Given entries>
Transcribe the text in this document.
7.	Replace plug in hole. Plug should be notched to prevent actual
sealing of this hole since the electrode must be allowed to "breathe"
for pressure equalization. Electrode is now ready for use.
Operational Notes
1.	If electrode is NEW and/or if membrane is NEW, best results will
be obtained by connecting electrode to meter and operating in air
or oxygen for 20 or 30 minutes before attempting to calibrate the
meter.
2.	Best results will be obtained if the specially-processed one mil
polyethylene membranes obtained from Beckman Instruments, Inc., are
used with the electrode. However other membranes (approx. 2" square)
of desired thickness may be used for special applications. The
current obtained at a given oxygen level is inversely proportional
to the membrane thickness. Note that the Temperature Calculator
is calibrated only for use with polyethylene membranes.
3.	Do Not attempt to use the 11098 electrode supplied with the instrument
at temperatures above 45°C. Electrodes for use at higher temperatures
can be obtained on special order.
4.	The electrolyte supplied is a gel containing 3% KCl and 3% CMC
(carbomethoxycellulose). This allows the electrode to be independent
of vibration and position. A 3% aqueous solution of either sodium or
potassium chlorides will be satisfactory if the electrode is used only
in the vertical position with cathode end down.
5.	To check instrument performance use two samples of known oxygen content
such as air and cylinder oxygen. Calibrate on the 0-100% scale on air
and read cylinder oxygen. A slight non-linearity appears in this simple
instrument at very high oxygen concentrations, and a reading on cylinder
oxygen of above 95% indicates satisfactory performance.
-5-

What to do> All the entries above need to be reproduced exactly.

Result>
Transcribe the text in this document.
7.	Replace plug in hole. Plug should be notched to prevent actual
sealing of this hole since the electrode must be allowed to "breathe"
for pressure equalization. Electrode is now ready for use.
Operational Notes
1.	If electrode is NEW and/or if membrane is NEW, best results will
be obtained by connecting electrode to meter and operating in air
or oxygen for 20 or 30 minutes before attempting to calibrate the
meter.
2.	Best results will be obtained if the specially-processed one mil
polyethylene membranes obtained from Beckman Instruments, Inc., are
used with the electrode. However other membranes (approx. 2" square)
of desired thickness may be used for special applications. The
current obtained at a given oxygen level is inversely proportional
to the membrane thickness. Note that the Temperature Calculator
is calibrated only for use with polyethylene membranes.
3.	Do Not attempt to use the 11098 electrode supplied with the instrument
at temperatures above 45°C. Electrodes for use at higher temperatures
can be obtained on special order.
4.	The electrolyte supplied is a gel containing 3% KCl and 3% CMC
(carbomethoxycellulose). This allows the electrode to be independent
of vibration and position. A 3% aqueous solution of either sodium or
potassium chlorides will be satisfactory if the electrode is used only
in the vertical position with cathode end down.
5.	To check instrument performance use two samples of known oxygen content
such as air and cylinder oxygen. Calibrate on the 0-100% scale on air
and read cylinder oxygen. A slight non-linearity appears in this simple
instrument at very high oxygen concentrations, and a reading on cylinder
oxygen of above 95% indicates satisfactory performance.
-5-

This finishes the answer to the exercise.